*Directive*.
Pictures appear in the records below; write out everything else exactly.

*Records supplied*.
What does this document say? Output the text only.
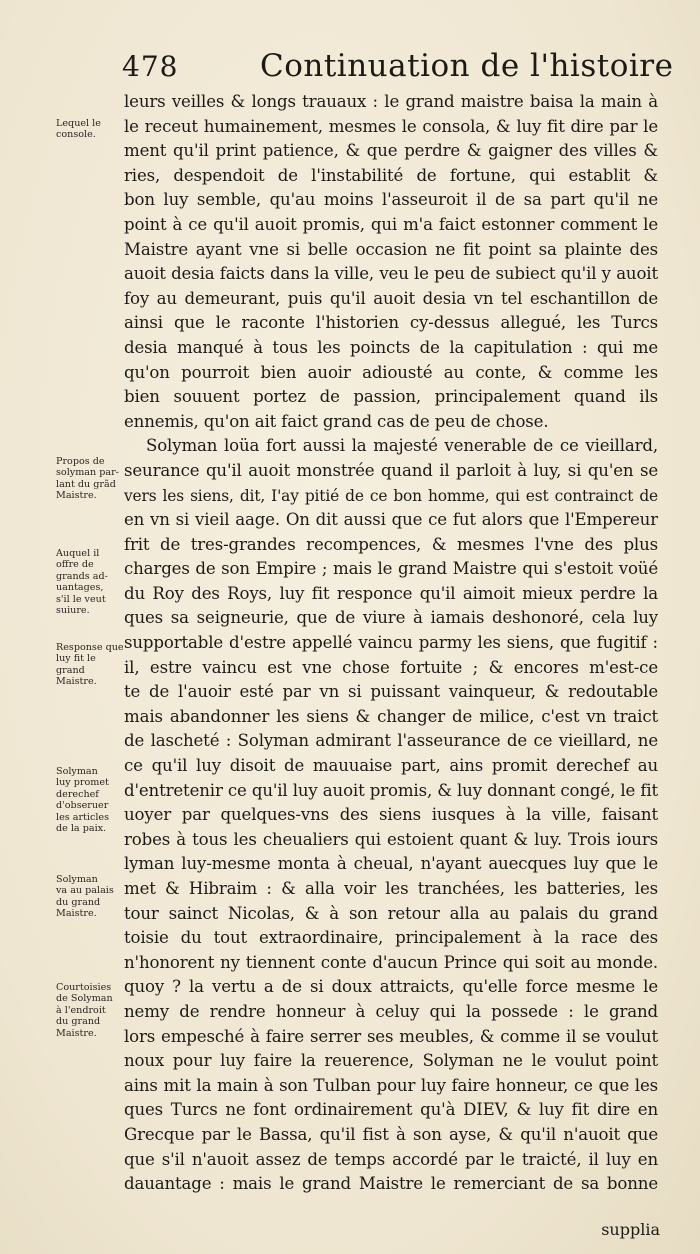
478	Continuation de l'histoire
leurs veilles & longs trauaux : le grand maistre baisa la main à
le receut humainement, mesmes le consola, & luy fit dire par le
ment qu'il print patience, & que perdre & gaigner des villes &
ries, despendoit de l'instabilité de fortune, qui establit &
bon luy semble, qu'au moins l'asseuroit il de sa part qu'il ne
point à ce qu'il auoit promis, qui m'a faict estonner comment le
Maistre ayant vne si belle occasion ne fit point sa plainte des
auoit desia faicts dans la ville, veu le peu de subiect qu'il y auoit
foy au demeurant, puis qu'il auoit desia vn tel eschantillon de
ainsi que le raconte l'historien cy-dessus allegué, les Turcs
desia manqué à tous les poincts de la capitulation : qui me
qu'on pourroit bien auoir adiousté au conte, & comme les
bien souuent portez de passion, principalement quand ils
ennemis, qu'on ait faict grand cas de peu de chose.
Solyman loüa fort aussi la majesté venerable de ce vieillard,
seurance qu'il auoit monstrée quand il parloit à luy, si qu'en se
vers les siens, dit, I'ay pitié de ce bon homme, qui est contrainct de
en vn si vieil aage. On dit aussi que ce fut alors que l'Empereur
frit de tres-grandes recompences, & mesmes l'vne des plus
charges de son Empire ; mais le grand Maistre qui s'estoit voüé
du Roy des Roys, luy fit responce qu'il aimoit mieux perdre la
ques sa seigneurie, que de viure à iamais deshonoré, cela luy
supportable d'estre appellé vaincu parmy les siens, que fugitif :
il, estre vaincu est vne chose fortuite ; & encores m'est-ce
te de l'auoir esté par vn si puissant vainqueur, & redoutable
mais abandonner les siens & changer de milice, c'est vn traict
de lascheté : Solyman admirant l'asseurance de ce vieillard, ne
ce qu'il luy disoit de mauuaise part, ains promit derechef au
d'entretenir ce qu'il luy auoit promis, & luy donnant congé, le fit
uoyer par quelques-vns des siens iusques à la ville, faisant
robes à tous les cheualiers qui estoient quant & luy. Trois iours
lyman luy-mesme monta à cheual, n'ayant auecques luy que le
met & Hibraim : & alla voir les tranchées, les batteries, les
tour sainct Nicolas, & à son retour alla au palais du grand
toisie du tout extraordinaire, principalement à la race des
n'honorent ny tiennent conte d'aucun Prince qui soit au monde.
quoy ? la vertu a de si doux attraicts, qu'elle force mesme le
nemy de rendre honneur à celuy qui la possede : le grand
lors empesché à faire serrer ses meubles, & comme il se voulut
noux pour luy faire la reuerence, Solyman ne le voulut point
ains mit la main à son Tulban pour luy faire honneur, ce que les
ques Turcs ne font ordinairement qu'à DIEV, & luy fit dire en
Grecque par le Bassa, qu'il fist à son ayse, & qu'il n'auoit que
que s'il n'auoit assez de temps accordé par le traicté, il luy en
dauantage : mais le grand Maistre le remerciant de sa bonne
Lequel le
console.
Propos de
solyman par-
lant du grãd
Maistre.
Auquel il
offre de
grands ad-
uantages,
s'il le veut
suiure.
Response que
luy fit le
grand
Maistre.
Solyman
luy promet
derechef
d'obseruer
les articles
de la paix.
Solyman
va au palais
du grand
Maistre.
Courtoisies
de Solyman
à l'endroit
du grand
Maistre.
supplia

*Right answer*.
What does this document say? Output the text only.
478	Continuation de l'histoire
leurs veilles & longs trauaux : le grand maistre baisa la main à
le receut humainement, mesmes le consola, & luy fit dire par le
ment qu'il print patience, & que perdre & gaigner des villes &
ries, despendoit de l'instabilité de fortune, qui establit &
bon luy semble, qu'au moins l'asseuroit il de sa part qu'il ne
point à ce qu'il auoit promis, qui m'a faict estonner comment le
Maistre ayant vne si belle occasion ne fit point sa plainte des
auoit desia faicts dans la ville, veu le peu de subiect qu'il y auoit
foy au demeurant, puis qu'il auoit desia vn tel eschantillon de
ainsi que le raconte l'historien cy-dessus allegué, les Turcs
desia manqué à tous les poincts de la capitulation : qui me
qu'on pourroit bien auoir adiousté au conte, & comme les
bien souuent portez de passion, principalement quand ils
ennemis, qu'on ait faict grand cas de peu de chose.
Solyman loüa fort aussi la majesté venerable de ce vieillard,
seurance qu'il auoit monstrée quand il parloit à luy, si qu'en se
vers les siens, dit, I'ay pitié de ce bon homme, qui est contrainct de
en vn si vieil aage. On dit aussi que ce fut alors que l'Empereur
frit de tres-grandes recompences, & mesmes l'vne des plus
charges de son Empire ; mais le grand Maistre qui s'estoit voüé
du Roy des Roys, luy fit responce qu'il aimoit mieux perdre la
ques sa seigneurie, que de viure à iamais deshonoré, cela luy
supportable d'estre appellé vaincu parmy les siens, que fugitif :
il, estre vaincu est vne chose fortuite ; & encores m'est-ce
te de l'auoir esté par vn si puissant vainqueur, & redoutable
mais abandonner les siens & changer de milice, c'est vn traict
de lascheté : Solyman admirant l'asseurance de ce vieillard, ne
ce qu'il luy disoit de mauuaise part, ains promit derechef au
d'entretenir ce qu'il luy auoit promis, & luy donnant congé, le fit
uoyer par quelques-vns des siens iusques à la ville, faisant
robes à tous les cheualiers qui estoient quant & luy. Trois iours
lyman luy-mesme monta à cheual, n'ayant auecques luy que le
met & Hibraim : & alla voir les tranchées, les batteries, les
tour sainct Nicolas, & à son retour alla au palais du grand
toisie du tout extraordinaire, principalement à la race des
n'honorent ny tiennent conte d'aucun Prince qui soit au monde.
quoy ? la vertu a de si doux attraicts, qu'elle force mesme le
nemy de rendre honneur à celuy qui la possede : le grand
lors empesché à faire serrer ses meubles, & comme il se voulut
noux pour luy faire la reuerence, Solyman ne le voulut point
ains mit la main à son Tulban pour luy faire honneur, ce que les
ques Turcs ne font ordinairement qu'à DIEV, & luy fit dire en
Grecque par le Bassa, qu'il fist à son ayse, & qu'il n'auoit que
que s'il n'auoit assez de temps accordé par le traicté, il luy en
dauantage : mais le grand Maistre le remerciant de sa bonne
Lequel le
console.
Propos de
solyman par-
lant du grãd
Maistre.
Auquel il
offre de
grands ad-
uantages,
s'il le veut
suiure.
Response que
luy fit le
grand
Maistre.
Solyman
luy promet
derechef
d'obseruer
les articles
de la paix.
Solyman
va au palais
du grand
Maistre.
Courtoisies
de Solyman
à l'endroit
du grand
Maistre.
supplia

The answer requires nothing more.